◆ WRITTEN TASK:
Extract all data as written.

* Begin *

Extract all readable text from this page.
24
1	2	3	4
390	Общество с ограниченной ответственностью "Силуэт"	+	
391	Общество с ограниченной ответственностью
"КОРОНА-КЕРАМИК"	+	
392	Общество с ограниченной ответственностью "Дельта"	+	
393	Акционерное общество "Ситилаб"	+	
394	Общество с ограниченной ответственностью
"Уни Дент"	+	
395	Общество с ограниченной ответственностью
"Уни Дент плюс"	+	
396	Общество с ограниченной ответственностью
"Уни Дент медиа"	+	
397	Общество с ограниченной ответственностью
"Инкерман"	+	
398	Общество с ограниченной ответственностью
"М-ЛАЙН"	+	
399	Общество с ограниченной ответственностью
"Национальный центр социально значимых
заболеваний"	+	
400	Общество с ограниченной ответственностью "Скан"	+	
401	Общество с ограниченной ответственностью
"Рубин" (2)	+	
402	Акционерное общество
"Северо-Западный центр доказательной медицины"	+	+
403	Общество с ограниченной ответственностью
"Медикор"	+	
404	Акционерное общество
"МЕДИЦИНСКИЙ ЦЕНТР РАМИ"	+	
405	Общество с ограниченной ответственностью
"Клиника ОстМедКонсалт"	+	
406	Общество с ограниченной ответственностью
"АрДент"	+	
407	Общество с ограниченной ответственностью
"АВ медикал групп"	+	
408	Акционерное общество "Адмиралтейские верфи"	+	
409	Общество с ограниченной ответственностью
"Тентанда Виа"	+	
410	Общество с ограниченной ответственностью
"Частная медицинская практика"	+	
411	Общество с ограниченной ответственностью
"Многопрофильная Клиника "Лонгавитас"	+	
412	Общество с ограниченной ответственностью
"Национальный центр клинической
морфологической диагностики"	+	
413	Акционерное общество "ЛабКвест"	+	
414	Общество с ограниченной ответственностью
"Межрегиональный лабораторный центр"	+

* End *

◆ SOLUTION TO THIS TASK:
Extract all readable text from this page.
24
1	2	3	4
390	Общество с ограниченной ответственностью "Силуэт"	+	
391	Общество с ограниченной ответственностью
"КОРОНА-КЕРАМИК"	+	
392	Общество с ограниченной ответственностью "Дельта"	+	
393	Акционерное общество "Ситилаб"	+	
394	Общество с ограниченной ответственностью
"Уни Дент"	+	
395	Общество с ограниченной ответственностью
"Уни Дент плюс"	+	
396	Общество с ограниченной ответственностью
"Уни Дент медиа"	+	
397	Общество с ограниченной ответственностью
"Инкерман"	+	
398	Общество с ограниченной ответственностью
"М-ЛАЙН"	+	
399	Общество с ограниченной ответственностью
"Национальный центр социально значимых
заболеваний"	+	
400	Общество с ограниченной ответственностью "Скан"	+	
401	Общество с ограниченной ответственностью
"Рубин" (2)	+	
402	Акционерное общество
"Северо-Западный центр доказательной медицины"	+	+
403	Общество с ограниченной ответственностью
"Медикор"	+	
404	Акционерное общество
"МЕДИЦИНСКИЙ ЦЕНТР РАМИ"	+	
405	Общество с ограниченной ответственностью
"Клиника ОстМедКонсалт"	+	
406	Общество с ограниченной ответственностью
"АрДент"	+	
407	Общество с ограниченной ответственностью
"АВ медикал групп"	+	
408	Акционерное общество "Адмиралтейские верфи"	+	
409	Общество с ограниченной ответственностью
"Тентанда Виа"	+	
410	Общество с ограниченной ответственностью
"Частная медицинская практика"	+	
411	Общество с ограниченной ответственностью
"Многопрофильная Клиника "Лонгавитас"	+	
412	Общество с ограниченной ответственностью
"Национальный центр клинической
морфологической диагностики"	+	
413	Акционерное общество "ЛабКвест"	+	
414	Общество с ограниченной ответственностью
"Межрегиональный лабораторный центр"	+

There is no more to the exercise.